■ WHAT TO PRODUCE: Using the listing below, copy every line that mentions "süre".

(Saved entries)

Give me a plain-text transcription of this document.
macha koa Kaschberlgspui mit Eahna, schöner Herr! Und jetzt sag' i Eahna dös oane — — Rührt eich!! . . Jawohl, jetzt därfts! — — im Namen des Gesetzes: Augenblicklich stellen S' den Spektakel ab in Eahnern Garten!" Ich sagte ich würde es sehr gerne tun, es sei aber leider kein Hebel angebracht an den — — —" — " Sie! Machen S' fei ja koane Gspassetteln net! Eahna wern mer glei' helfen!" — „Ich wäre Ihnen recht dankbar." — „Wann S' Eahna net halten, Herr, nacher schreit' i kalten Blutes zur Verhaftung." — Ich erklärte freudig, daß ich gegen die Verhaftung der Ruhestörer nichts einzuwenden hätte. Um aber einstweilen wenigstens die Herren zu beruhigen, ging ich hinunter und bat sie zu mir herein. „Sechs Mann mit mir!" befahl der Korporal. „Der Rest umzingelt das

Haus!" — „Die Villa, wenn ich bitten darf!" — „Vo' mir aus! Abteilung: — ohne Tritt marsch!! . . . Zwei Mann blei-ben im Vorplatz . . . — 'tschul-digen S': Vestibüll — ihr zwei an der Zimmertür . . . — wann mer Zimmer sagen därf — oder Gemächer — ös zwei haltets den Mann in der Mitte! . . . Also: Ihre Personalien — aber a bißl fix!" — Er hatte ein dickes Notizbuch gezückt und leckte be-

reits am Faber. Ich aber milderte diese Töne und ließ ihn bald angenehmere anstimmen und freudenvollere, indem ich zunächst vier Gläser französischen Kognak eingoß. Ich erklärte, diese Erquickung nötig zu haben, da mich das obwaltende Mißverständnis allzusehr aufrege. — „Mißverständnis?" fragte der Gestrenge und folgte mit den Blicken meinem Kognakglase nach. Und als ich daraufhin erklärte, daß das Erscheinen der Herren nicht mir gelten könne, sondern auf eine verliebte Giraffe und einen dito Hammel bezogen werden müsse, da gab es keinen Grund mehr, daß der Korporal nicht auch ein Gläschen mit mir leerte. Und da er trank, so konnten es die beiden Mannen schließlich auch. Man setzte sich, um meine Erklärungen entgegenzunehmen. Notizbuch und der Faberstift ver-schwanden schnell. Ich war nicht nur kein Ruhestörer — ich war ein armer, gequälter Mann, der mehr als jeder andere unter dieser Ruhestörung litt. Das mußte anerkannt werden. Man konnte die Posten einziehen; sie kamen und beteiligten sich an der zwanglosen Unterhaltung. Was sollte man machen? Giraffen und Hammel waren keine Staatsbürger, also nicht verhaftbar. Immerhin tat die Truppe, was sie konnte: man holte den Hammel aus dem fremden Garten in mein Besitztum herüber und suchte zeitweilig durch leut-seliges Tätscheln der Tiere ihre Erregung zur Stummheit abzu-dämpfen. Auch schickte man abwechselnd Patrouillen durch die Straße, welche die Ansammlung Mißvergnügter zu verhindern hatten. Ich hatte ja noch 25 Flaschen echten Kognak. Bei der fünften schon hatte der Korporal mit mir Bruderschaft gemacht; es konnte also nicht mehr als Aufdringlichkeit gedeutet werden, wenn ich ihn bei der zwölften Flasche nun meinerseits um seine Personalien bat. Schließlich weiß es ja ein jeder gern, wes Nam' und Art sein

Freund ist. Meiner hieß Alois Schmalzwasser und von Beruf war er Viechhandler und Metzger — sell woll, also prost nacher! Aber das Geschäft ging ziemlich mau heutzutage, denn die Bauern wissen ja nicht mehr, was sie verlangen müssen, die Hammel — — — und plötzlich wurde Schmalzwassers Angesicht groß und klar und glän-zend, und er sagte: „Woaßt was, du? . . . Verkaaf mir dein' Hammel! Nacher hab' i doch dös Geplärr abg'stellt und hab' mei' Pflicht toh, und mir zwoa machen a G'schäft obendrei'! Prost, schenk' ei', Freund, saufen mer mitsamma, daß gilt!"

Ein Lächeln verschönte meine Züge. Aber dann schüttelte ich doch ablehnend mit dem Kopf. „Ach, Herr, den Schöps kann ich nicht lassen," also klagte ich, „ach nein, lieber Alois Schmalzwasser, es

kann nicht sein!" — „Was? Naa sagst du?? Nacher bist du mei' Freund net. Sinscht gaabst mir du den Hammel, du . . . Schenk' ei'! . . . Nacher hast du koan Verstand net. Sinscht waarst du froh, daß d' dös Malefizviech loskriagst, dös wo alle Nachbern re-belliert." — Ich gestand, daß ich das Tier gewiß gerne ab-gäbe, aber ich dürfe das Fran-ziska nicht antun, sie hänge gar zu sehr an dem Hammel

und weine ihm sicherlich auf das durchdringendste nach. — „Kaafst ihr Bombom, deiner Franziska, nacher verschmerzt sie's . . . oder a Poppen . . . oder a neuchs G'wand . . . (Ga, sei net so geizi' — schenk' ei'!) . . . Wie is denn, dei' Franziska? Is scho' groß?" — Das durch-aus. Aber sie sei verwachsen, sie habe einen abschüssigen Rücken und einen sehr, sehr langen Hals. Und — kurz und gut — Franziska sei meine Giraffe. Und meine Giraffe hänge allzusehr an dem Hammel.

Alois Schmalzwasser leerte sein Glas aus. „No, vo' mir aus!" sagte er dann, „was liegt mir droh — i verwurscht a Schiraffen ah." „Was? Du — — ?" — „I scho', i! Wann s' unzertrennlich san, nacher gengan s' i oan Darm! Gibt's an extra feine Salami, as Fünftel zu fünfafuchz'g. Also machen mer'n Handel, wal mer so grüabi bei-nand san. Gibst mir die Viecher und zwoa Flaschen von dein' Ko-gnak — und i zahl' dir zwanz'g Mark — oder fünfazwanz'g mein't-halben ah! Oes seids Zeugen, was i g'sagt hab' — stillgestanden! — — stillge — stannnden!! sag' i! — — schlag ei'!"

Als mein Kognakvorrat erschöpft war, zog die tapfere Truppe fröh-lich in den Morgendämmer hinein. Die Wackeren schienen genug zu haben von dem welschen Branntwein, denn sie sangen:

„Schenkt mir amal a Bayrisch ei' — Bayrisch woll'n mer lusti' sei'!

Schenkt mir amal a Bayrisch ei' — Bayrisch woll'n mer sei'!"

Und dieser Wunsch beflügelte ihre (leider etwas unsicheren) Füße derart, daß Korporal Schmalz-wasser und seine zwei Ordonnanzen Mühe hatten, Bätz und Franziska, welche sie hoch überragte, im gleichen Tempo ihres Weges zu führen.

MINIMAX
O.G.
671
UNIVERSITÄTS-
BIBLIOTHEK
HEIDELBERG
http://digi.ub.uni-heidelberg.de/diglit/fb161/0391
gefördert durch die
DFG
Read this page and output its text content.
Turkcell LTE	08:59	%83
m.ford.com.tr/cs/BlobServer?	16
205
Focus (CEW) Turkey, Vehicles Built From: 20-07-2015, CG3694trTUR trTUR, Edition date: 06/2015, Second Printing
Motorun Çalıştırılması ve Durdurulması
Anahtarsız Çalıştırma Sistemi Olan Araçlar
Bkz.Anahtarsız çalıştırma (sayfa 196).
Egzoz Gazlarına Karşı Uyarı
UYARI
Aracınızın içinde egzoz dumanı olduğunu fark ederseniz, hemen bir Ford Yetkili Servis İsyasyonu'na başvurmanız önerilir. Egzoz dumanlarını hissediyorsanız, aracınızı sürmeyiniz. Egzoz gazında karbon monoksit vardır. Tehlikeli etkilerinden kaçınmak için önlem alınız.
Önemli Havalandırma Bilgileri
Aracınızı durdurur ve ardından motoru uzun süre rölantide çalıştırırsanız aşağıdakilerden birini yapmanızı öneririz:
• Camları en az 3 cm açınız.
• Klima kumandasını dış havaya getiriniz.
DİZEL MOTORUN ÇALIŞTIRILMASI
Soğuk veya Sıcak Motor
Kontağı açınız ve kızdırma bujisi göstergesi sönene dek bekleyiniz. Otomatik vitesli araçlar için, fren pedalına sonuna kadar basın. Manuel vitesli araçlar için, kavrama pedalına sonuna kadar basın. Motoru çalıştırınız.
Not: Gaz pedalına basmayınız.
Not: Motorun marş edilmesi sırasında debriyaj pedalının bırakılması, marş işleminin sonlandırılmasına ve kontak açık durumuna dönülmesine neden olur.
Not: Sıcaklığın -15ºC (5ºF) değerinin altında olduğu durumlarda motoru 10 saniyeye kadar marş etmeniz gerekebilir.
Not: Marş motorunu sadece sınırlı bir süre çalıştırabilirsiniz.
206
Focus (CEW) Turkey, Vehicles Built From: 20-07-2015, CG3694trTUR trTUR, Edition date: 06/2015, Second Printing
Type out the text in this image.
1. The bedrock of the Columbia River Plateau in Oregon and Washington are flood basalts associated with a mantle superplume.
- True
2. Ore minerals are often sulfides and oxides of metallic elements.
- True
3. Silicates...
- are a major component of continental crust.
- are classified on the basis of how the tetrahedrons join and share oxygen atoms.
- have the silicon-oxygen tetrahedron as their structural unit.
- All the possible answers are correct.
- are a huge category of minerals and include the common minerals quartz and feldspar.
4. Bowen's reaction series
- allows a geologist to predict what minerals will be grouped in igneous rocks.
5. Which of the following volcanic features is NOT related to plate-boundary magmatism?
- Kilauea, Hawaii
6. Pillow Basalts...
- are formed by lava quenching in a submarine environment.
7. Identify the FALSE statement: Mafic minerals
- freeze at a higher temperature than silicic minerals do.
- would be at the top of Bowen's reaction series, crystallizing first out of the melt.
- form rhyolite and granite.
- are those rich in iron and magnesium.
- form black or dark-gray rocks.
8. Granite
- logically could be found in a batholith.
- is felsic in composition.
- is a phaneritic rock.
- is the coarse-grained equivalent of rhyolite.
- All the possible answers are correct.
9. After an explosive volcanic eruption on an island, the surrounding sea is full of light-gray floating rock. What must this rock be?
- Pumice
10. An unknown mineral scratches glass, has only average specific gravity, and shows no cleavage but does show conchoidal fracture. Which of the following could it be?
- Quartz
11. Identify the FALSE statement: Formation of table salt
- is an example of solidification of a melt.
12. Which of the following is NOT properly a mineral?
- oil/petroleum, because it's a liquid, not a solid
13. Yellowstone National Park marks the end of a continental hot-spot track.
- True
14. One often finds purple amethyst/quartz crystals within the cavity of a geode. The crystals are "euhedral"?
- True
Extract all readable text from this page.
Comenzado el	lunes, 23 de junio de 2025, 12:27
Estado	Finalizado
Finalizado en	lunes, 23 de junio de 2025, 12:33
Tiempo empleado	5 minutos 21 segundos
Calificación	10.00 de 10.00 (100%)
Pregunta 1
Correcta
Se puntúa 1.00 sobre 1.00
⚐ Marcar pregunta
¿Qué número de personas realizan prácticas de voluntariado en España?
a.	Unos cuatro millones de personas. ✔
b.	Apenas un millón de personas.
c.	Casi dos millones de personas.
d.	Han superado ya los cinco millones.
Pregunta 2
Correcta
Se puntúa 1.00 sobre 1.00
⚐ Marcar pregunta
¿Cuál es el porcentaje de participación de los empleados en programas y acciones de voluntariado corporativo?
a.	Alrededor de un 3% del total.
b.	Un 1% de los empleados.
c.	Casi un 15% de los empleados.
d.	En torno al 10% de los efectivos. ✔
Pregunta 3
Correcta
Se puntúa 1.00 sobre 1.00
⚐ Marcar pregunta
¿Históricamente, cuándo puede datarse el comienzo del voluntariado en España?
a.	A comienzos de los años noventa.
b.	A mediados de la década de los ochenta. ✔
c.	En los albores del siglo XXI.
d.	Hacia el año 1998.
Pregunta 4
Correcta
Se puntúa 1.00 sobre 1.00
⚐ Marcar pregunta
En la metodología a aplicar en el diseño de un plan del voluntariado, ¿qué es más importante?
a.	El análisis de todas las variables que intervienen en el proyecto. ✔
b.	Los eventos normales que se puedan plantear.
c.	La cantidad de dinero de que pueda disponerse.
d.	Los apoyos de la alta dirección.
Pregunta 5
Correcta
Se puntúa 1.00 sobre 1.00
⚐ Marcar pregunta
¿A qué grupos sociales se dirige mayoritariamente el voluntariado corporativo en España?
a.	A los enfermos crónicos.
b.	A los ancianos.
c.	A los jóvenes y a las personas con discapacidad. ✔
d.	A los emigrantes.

■ EXERCISE OUTPUT:
Aracınızı durdurur ve ardından motoru uzun süre rölantide çalıştırırsanız aşağıdakilerden birini yapmanızı öneririz:
Not: Marş motorunu sadece sınırlı bir süre çalıştırabilirsiniz.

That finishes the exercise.